- [Records for this task]

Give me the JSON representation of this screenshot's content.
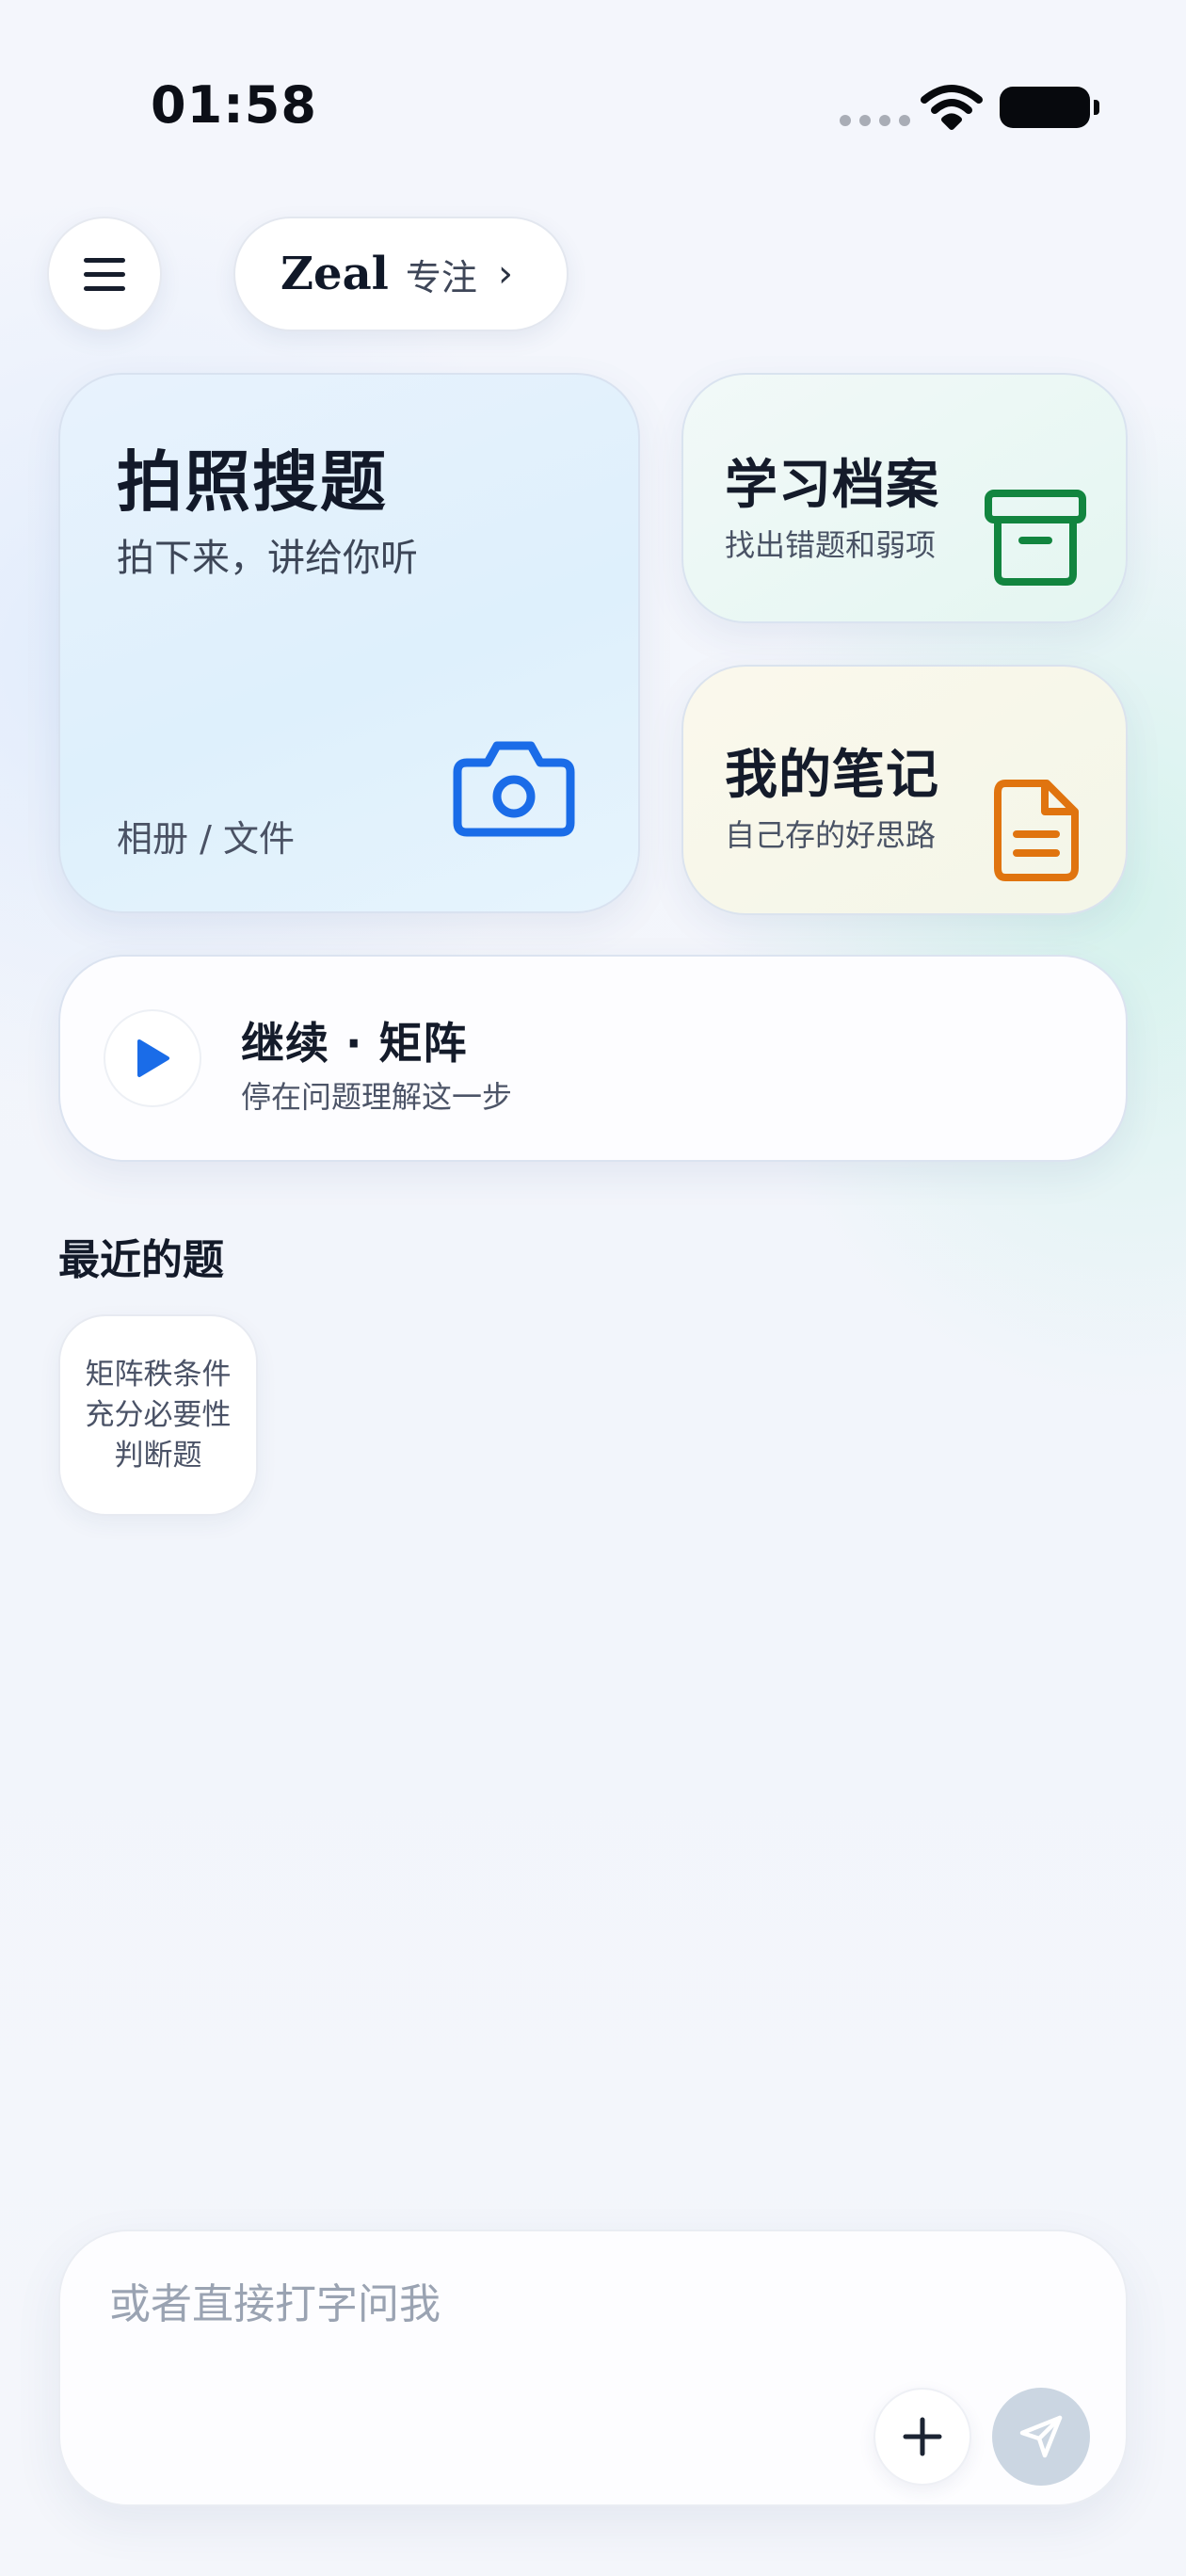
{
  "status_bar": {
    "time": "01:58",
    "icons": [
      "signal-dots-icon",
      "wifi-icon",
      "battery-icon"
    ]
  },
  "header": {
    "menu_icon": "hamburger-menu-icon",
    "brand": "Zeal",
    "mode": "专注",
    "chevron": "›"
  },
  "cards": {
    "photo_search": {
      "title": "拍照搜题",
      "subtitle": "拍下来，讲给你听",
      "footer": "相册 / 文件",
      "icon": "camera-icon",
      "accent": "#1a6ce8"
    },
    "study_archive": {
      "title": "学习档案",
      "subtitle": "找出错题和弱项",
      "icon": "archive-box-icon",
      "accent": "#12853f"
    },
    "my_notes": {
      "title": "我的笔记",
      "subtitle": "自己存的好思路",
      "icon": "document-icon",
      "accent": "#e0740f"
    }
  },
  "continue": {
    "title": "继续 · 矩阵",
    "subtitle": "停在问题理解这一步",
    "icon": "play-icon",
    "accent": "#1a6ce8"
  },
  "recent": {
    "heading": "最近的题",
    "items": [
      {
        "text": "矩阵秩条件充分必要性判断题"
      }
    ]
  },
  "composer": {
    "placeholder": "或者直接打字问我",
    "value": "",
    "add_icon": "plus-icon",
    "send_icon": "send-icon"
  }
}
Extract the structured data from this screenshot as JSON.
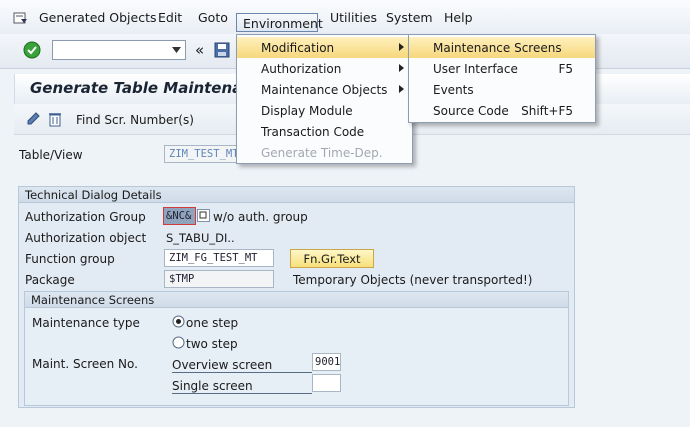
{
  "menubar": {
    "items": [
      "Generated Objects",
      "Edit",
      "Goto",
      "Environment",
      "Utilities",
      "System",
      "Help"
    ]
  },
  "title": "Generate Table Maintena",
  "toolbar": {
    "find_label": "Find Scr. Number(s)"
  },
  "form": {
    "table_view_label": "Table/View",
    "table_view_value": "ZIM_TEST_MT"
  },
  "tech": {
    "title": "Technical Dialog Details",
    "auth_group_label": "Authorization Group",
    "auth_group_value": "&NC&",
    "auth_group_desc": "w/o auth. group",
    "auth_object_label": "Authorization object",
    "auth_object_value": "S_TABU_DI..",
    "function_group_label": "Function group",
    "function_group_value": "ZIM_FG_TEST_MT",
    "fngr_button": "Fn.Gr.Text",
    "package_label": "Package",
    "package_value": "$TMP",
    "package_desc": "Temporary Objects (never transported!)"
  },
  "maint": {
    "title": "Maintenance Screens",
    "type_label": "Maintenance type",
    "one_step": "one step",
    "two_step": "two step",
    "screen_no_label": "Maint. Screen No.",
    "overview_label": "Overview screen",
    "overview_value": "9001",
    "single_label": "Single screen",
    "single_value": ""
  },
  "env_menu": {
    "items": [
      {
        "label": "Modification",
        "submenu": true,
        "highlighted": true
      },
      {
        "label": "Authorization",
        "submenu": true
      },
      {
        "label": "Maintenance Objects",
        "submenu": true
      },
      {
        "label": "Display Module"
      },
      {
        "label": "Transaction Code"
      },
      {
        "label": "Generate Time-Dep.",
        "disabled": true
      }
    ]
  },
  "mod_menu": {
    "items": [
      {
        "label": "Maintenance Screens",
        "shortcut": "",
        "highlighted": true
      },
      {
        "label": "User Interface",
        "shortcut": "F5"
      },
      {
        "label": "Events",
        "shortcut": ""
      },
      {
        "label": "Source Code",
        "shortcut": "Shift+F5"
      }
    ]
  },
  "colors": {
    "highlight": "#f6d77c",
    "accent_button": "#f7df7a",
    "field_border": "#a9b6c5"
  }
}
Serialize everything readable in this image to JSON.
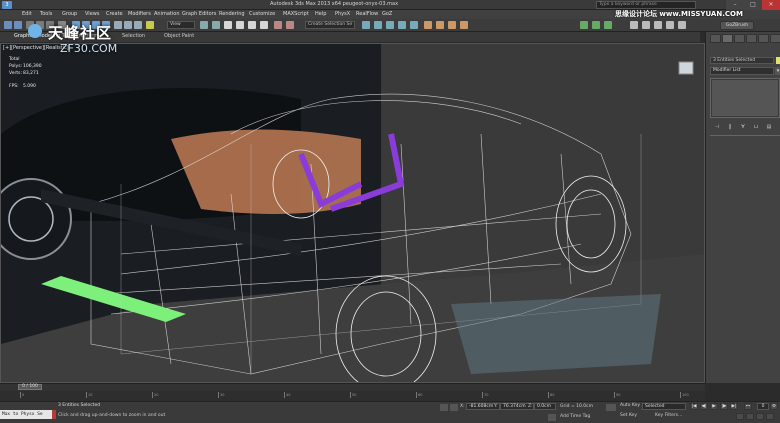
{
  "titlebar": {
    "app_icon": "max-logo-icon",
    "title": "Autodesk 3ds Max 2013 x64    peugeot-onyx-03.max",
    "search_placeholder": "Type a keyword or phrase",
    "minimize": "–",
    "maximize": "□",
    "close": "✕"
  },
  "menu": {
    "items": [
      "Edit",
      "Tools",
      "Group",
      "Views",
      "Create",
      "Modifiers",
      "Animation",
      "Graph Editors",
      "Rendering",
      "Customize",
      "MAXScript",
      "Help",
      "PhysX",
      "RealFlow",
      "GoZ"
    ]
  },
  "toolbar": {
    "selection_set": "View",
    "named_selection": "Create Selection Se",
    "gobrush": "GoZBrush"
  },
  "ribbon": {
    "tabs": [
      "Graphite Modeling Tools",
      "Freeform",
      "Selection",
      "Object Paint"
    ]
  },
  "viewport": {
    "label": "[+][Perspective][Realistic]",
    "stats": {
      "total_label": "Total",
      "polys_label": "Polys:",
      "polys_value": "106,390",
      "verts_label": "Verts:",
      "verts_value": "83,271",
      "fps_label": "FPS:",
      "fps_value": "5.090"
    },
    "colors": {
      "wireframe": "#ffffff",
      "accent_green": "#7cf07a",
      "accent_purple": "#8a3cd8",
      "car_orange": "#c07b55"
    }
  },
  "command_panel": {
    "selection": "3 Entities Selected",
    "selection_color": "#e0e26a",
    "modifier_list": "Modifier List",
    "stack_buttons": [
      "pin-stack-icon",
      "show-end-result-icon",
      "make-unique-icon",
      "remove-modifier-icon",
      "configure-sets-icon"
    ]
  },
  "timeline": {
    "thumb": "0 / 100",
    "ticks": [
      "0",
      "10",
      "20",
      "30",
      "40",
      "50",
      "60",
      "70",
      "80",
      "90",
      "100"
    ]
  },
  "status": {
    "maxscript": "Max to Physx Se",
    "selected": "3 Entities Selected",
    "prompt": "Click and drag up-and-down to zoom in and out",
    "x_label": "X:",
    "x_value": "-81.608cm",
    "y_label": "Y:",
    "y_value": "76.374cm",
    "z_label": "Z:",
    "z_value": "0.0cm",
    "grid": "Grid = 10.0cm",
    "add_time_tag": "Add Time Tag",
    "auto_key": "Auto Key",
    "auto_key_value": "Selected",
    "set_key": "Set Key",
    "key_filters": "Key Filters...",
    "frame": "0"
  },
  "watermark": {
    "logo_cn": "天峰社区",
    "logo_en": "ZF30.COM",
    "right_cn": "思缘设计论坛 www.MISSYUAN.COM"
  }
}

- [Short task]
Reproduce each entry verbatim, excluding any embedded images.

- [Final result]
Give me the JSON representation of this screenshot's content.
{
  "status_bar": {
    "time": "01:58",
    "icons": [
      "signal-dots-icon",
      "wifi-icon",
      "battery-icon"
    ]
  },
  "header": {
    "menu_icon": "hamburger-menu-icon",
    "brand": "Zeal",
    "mode": "专注",
    "chevron": "›"
  },
  "cards": {
    "photo_search": {
      "title": "拍照搜题",
      "subtitle": "拍下来，讲给你听",
      "footer": "相册 / 文件",
      "icon": "camera-icon",
      "accent": "#1a6ce8"
    },
    "study_archive": {
      "title": "学习档案",
      "subtitle": "找出错题和弱项",
      "icon": "archive-box-icon",
      "accent": "#12853f"
    },
    "my_notes": {
      "title": "我的笔记",
      "subtitle": "自己存的好思路",
      "icon": "document-icon",
      "accent": "#e0740f"
    }
  },
  "continue": {
    "title": "继续 · 矩阵",
    "subtitle": "停在问题理解这一步",
    "icon": "play-icon",
    "accent": "#1a6ce8"
  },
  "recent": {
    "heading": "最近的题",
    "items": [
      {
        "text": "矩阵秩条件充分必要性判断题"
      }
    ]
  },
  "composer": {
    "placeholder": "或者直接打字问我",
    "value": "",
    "add_icon": "plus-icon",
    "send_icon": "send-icon"
  }
}
Extract the structured data from this screenshot as JSON.
{
  "menubar": {
    "items": [
      "Generated Objects",
      "Edit",
      "Goto",
      "Environment",
      "Utilities",
      "System",
      "Help"
    ]
  },
  "title": "Generate Table Maintena",
  "toolbar": {
    "find_label": "Find Scr. Number(s)"
  },
  "form": {
    "table_view_label": "Table/View",
    "table_view_value": "ZIM_TEST_MT"
  },
  "tech": {
    "title": "Technical Dialog Details",
    "auth_group_label": "Authorization Group",
    "auth_group_value": "&NC&",
    "auth_group_desc": "w/o auth. group",
    "auth_object_label": "Authorization object",
    "auth_object_value": "S_TABU_DI..",
    "function_group_label": "Function group",
    "function_group_value": "ZIM_FG_TEST_MT",
    "fngr_button": "Fn.Gr.Text",
    "package_label": "Package",
    "package_value": "$TMP",
    "package_desc": "Temporary Objects (never transported!)"
  },
  "maint": {
    "title": "Maintenance Screens",
    "type_label": "Maintenance type",
    "one_step": "one step",
    "two_step": "two step",
    "screen_no_label": "Maint. Screen No.",
    "overview_label": "Overview screen",
    "overview_value": "9001",
    "single_label": "Single screen",
    "single_value": ""
  },
  "env_menu": {
    "items": [
      {
        "label": "Modification",
        "submenu": true,
        "highlighted": true
      },
      {
        "label": "Authorization",
        "submenu": true
      },
      {
        "label": "Maintenance Objects",
        "submenu": true
      },
      {
        "label": "Display Module"
      },
      {
        "label": "Transaction Code"
      },
      {
        "label": "Generate Time-Dep.",
        "disabled": true
      }
    ]
  },
  "mod_menu": {
    "items": [
      {
        "label": "Maintenance Screens",
        "shortcut": "",
        "highlighted": true
      },
      {
        "label": "User Interface",
        "shortcut": "F5"
      },
      {
        "label": "Events",
        "shortcut": ""
      },
      {
        "label": "Source Code",
        "shortcut": "Shift+F5"
      }
    ]
  },
  "colors": {
    "highlight": "#f6d77c",
    "accent_button": "#f7df7a",
    "field_border": "#a9b6c5"
  }
}
Serialize everything readable in this image to JSON.
{
  "titlebar": {
    "app_icon": "max-logo-icon",
    "title": "Autodesk 3ds Max 2013 x64    peugeot-onyx-03.max",
    "search_placeholder": "Type a keyword or phrase",
    "minimize": "–",
    "maximize": "□",
    "close": "✕"
  },
  "menu": {
    "items": [
      "Edit",
      "Tools",
      "Group",
      "Views",
      "Create",
      "Modifiers",
      "Animation",
      "Graph Editors",
      "Rendering",
      "Customize",
      "MAXScript",
      "Help",
      "PhysX",
      "RealFlow",
      "GoZ"
    ]
  },
  "toolbar": {
    "selection_set": "View",
    "named_selection": "Create Selection Se",
    "gobrush": "GoZBrush"
  },
  "ribbon": {
    "tabs": [
      "Graphite Modeling Tools",
      "Freeform",
      "Selection",
      "Object Paint"
    ]
  },
  "viewport": {
    "label": "[+][Perspective][Realistic]",
    "stats": {
      "total_label": "Total",
      "polys_label": "Polys:",
      "polys_value": "106,390",
      "verts_label": "Verts:",
      "verts_value": "83,271",
      "fps_label": "FPS:",
      "fps_value": "5.090"
    },
    "colors": {
      "wireframe": "#ffffff",
      "accent_green": "#7cf07a",
      "accent_purple": "#8a3cd8",
      "car_orange": "#c07b55"
    }
  },
  "command_panel": {
    "selection": "3 Entities Selected",
    "selection_color": "#e0e26a",
    "modifier_list": "Modifier List",
    "stack_buttons": [
      "pin-stack-icon",
      "show-end-result-icon",
      "make-unique-icon",
      "remove-modifier-icon",
      "configure-sets-icon"
    ]
  },
  "timeline": {
    "thumb": "0 / 100",
    "ticks": [
      "0",
      "10",
      "20",
      "30",
      "40",
      "50",
      "60",
      "70",
      "80",
      "90",
      "100"
    ]
  },
  "status": {
    "maxscript": "Max to Physx Se",
    "selected": "3 Entities Selected",
    "prompt": "Click and drag up-and-down to zoom in and out",
    "x_label": "X:",
    "x_value": "-81.608cm",
    "y_label": "Y:",
    "y_value": "76.374cm",
    "z_label": "Z:",
    "z_value": "0.0cm",
    "grid": "Grid = 10.0cm",
    "add_time_tag": "Add Time Tag",
    "auto_key": "Auto Key",
    "auto_key_value": "Selected",
    "set_key": "Set Key",
    "key_filters": "Key Filters...",
    "frame": "0"
  },
  "watermark": {
    "logo_cn": "天峰社区",
    "logo_en": "ZF30.COM",
    "right_cn": "思缘设计论坛 www.MISSYUAN.COM"
  }
}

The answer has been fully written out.